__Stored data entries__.
━━━━━━
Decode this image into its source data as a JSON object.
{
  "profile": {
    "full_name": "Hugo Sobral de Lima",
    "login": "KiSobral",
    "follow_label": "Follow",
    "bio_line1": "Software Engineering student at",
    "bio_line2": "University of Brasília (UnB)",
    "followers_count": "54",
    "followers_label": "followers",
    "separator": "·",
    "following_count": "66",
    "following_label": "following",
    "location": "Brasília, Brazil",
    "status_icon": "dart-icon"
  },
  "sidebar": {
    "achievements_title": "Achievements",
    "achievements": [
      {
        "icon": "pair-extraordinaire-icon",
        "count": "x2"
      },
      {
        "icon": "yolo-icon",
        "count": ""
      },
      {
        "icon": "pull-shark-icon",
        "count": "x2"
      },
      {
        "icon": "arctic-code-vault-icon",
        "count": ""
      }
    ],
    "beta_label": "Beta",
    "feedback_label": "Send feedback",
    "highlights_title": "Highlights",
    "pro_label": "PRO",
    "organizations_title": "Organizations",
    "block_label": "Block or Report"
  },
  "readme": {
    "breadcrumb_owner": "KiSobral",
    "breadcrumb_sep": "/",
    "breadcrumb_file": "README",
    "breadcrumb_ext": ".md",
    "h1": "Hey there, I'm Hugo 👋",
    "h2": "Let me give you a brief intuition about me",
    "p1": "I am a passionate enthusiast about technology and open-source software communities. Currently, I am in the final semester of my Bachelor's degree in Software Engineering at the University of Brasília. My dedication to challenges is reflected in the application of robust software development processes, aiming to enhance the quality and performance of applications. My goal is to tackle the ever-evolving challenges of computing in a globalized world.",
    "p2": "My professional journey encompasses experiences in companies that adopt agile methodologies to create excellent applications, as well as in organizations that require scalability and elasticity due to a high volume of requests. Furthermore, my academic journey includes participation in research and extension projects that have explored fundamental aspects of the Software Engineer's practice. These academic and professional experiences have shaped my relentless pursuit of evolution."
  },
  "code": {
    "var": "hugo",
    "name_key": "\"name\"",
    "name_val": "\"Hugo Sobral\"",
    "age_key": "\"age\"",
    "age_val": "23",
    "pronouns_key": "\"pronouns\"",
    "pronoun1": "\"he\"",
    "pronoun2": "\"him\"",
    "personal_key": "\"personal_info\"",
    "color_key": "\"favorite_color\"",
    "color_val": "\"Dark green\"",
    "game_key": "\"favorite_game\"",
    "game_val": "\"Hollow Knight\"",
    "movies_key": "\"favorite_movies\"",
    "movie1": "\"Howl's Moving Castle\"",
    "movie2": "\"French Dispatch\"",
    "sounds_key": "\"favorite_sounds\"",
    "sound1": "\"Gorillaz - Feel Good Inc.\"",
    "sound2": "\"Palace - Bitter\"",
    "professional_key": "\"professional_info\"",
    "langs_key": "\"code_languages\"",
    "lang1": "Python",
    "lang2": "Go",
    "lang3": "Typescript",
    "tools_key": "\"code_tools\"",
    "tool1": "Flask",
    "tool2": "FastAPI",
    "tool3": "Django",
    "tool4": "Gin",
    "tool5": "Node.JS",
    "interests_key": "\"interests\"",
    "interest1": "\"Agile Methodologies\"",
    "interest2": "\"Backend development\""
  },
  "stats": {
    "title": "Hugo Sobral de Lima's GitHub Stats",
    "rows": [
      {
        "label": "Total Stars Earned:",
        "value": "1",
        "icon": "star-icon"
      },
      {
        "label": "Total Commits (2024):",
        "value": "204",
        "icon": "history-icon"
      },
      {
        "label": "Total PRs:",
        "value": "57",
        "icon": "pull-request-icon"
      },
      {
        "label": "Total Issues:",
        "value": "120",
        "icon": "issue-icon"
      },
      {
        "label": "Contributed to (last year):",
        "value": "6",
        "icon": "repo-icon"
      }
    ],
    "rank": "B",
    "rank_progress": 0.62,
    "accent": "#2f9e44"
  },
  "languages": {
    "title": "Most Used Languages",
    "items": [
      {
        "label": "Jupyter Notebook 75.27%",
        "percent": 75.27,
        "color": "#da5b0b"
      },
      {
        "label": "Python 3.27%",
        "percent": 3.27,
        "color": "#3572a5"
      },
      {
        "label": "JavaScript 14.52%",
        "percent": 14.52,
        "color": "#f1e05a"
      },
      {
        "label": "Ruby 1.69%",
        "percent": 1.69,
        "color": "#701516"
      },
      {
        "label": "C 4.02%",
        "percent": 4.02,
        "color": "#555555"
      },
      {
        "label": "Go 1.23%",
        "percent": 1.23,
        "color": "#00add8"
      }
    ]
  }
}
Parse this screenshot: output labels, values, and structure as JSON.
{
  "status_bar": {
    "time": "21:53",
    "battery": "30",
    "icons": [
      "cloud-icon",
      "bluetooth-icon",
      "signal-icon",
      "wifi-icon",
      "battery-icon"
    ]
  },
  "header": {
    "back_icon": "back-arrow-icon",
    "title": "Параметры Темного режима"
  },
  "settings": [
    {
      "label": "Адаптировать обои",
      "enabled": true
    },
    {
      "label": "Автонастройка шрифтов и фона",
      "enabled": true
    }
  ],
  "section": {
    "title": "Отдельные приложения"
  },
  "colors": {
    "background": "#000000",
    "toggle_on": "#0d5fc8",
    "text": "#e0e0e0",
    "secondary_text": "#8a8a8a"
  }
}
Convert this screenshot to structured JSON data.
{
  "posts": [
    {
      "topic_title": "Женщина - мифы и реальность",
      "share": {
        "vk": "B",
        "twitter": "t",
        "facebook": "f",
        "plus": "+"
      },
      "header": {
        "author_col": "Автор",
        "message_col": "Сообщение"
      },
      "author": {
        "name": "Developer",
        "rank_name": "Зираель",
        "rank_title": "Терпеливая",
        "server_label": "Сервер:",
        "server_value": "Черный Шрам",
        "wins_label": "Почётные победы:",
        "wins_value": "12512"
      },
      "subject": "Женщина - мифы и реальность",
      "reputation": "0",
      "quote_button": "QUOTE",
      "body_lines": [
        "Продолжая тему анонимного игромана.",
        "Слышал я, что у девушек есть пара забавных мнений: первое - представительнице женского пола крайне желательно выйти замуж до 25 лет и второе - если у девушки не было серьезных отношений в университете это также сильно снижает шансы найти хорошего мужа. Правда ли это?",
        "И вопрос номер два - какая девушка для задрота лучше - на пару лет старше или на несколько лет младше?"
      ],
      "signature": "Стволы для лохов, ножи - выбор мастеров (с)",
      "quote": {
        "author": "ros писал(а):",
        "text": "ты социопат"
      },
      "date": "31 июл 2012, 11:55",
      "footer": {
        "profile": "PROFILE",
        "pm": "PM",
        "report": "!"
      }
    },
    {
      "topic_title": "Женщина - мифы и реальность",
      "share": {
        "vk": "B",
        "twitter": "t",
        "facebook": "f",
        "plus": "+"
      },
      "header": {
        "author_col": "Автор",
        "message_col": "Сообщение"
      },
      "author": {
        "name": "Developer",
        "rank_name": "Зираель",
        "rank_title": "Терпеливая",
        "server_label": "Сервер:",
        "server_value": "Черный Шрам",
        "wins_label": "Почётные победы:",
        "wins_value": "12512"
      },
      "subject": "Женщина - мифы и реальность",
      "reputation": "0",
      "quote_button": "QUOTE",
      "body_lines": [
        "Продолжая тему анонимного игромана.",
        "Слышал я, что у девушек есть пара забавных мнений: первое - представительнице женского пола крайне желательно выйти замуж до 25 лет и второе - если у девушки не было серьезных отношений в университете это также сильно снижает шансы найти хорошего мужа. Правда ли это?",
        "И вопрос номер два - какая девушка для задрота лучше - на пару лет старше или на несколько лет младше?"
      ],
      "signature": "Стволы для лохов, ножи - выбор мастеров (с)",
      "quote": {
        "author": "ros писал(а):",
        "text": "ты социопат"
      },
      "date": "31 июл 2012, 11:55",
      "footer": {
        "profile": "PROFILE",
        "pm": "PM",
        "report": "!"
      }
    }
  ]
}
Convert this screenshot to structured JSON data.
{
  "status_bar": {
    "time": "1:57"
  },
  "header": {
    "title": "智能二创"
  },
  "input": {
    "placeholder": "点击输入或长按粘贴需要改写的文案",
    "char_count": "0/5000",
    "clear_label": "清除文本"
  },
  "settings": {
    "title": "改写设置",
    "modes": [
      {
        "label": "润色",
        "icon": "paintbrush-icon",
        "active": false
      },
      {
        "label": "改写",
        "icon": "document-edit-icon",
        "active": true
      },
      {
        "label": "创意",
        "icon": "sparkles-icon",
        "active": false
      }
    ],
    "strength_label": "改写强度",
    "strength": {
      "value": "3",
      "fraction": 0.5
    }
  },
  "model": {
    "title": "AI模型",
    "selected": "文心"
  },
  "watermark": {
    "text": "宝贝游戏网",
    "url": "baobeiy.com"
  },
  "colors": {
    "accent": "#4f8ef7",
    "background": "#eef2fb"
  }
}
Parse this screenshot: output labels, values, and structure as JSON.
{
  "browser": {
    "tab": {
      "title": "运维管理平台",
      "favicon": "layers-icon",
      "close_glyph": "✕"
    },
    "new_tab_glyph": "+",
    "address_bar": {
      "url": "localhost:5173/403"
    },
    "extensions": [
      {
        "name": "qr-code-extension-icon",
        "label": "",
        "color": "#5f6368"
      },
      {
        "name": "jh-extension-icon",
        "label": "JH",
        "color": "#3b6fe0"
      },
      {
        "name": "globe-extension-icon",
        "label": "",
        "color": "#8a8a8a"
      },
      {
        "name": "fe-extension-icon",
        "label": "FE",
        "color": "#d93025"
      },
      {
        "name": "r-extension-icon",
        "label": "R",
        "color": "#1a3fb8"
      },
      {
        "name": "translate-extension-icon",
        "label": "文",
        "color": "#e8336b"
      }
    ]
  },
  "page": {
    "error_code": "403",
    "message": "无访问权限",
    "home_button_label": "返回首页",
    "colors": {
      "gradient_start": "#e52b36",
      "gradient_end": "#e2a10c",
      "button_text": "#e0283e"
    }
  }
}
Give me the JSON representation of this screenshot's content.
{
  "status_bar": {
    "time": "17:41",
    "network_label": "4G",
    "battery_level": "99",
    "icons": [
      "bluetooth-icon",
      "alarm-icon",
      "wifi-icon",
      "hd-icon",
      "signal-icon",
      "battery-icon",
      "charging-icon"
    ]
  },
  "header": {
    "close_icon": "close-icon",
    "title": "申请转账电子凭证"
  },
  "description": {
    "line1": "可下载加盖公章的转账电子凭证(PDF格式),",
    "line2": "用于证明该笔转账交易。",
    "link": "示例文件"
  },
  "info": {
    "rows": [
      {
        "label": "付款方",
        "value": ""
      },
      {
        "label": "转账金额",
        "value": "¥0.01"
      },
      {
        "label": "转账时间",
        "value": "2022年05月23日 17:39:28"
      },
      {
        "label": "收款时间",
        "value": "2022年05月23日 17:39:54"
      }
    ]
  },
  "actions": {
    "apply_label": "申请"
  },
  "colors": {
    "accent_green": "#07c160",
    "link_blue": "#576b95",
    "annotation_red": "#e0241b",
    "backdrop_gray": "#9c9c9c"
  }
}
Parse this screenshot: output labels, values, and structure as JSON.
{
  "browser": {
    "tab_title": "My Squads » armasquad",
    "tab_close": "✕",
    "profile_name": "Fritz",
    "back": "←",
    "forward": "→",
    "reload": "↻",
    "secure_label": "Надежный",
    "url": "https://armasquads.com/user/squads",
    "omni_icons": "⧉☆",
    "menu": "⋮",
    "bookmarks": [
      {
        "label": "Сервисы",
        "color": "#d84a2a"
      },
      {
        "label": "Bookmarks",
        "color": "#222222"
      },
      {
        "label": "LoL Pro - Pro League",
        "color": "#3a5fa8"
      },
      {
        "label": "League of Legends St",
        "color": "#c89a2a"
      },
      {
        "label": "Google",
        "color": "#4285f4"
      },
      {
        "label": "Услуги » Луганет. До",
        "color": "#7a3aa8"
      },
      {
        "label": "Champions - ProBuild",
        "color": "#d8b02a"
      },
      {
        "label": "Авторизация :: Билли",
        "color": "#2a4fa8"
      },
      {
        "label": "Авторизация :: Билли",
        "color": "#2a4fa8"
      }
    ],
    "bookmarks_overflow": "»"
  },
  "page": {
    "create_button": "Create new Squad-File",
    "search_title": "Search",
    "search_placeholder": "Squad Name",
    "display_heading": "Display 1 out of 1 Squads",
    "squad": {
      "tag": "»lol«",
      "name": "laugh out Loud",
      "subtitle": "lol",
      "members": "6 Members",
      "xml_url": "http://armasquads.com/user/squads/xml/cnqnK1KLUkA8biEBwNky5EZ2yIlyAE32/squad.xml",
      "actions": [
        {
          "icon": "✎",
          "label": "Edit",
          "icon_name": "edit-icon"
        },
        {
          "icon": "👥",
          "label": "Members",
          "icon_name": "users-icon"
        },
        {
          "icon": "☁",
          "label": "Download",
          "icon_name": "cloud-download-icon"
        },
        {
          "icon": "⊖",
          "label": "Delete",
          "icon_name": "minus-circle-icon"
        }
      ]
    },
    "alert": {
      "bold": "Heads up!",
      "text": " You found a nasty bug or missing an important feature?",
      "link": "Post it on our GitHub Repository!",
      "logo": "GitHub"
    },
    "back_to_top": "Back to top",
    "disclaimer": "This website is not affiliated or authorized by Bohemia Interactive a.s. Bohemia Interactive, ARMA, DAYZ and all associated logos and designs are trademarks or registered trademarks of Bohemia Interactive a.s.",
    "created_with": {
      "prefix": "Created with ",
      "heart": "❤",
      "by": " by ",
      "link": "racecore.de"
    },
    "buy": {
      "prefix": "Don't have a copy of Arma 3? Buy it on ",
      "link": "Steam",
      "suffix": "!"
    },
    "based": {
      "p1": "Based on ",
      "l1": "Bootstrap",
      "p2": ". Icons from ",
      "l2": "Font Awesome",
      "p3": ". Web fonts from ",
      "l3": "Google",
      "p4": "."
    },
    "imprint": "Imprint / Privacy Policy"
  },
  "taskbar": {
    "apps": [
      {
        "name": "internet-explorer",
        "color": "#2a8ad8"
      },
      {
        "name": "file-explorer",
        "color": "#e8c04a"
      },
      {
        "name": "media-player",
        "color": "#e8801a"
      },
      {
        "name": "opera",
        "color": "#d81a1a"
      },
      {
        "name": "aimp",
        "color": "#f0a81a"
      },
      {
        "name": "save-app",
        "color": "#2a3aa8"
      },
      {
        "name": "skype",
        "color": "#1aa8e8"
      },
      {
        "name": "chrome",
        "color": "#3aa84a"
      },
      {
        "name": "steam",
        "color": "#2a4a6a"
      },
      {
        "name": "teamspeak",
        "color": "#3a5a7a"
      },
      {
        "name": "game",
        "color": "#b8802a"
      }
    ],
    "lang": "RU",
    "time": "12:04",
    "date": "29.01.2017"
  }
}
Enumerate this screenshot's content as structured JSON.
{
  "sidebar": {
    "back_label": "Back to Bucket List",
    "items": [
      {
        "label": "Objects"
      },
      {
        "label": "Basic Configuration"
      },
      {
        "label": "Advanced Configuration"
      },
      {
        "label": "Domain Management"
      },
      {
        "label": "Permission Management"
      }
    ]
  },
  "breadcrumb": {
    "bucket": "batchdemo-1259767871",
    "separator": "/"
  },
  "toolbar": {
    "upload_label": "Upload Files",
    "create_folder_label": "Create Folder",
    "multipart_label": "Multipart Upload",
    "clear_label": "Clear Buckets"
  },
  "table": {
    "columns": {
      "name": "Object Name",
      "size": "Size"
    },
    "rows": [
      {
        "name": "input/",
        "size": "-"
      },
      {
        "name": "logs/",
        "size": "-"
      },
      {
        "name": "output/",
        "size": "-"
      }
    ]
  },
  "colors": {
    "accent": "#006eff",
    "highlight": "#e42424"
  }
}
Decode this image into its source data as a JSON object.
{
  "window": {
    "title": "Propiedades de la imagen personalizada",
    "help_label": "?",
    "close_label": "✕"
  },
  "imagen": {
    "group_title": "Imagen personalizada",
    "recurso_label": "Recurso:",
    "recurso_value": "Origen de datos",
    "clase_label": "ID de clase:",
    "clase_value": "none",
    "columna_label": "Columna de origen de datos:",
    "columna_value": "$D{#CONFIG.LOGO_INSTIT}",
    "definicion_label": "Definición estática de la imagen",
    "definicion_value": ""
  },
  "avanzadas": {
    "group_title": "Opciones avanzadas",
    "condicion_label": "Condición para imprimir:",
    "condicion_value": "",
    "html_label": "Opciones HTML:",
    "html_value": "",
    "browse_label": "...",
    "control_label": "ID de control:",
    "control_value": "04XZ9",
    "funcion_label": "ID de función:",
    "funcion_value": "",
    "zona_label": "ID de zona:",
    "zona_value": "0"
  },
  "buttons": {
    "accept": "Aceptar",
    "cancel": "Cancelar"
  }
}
━━━━━━
__Stated task__.
Work out how many lines of the listing above include the word "Opciones". Report only the number.

__The output__.
2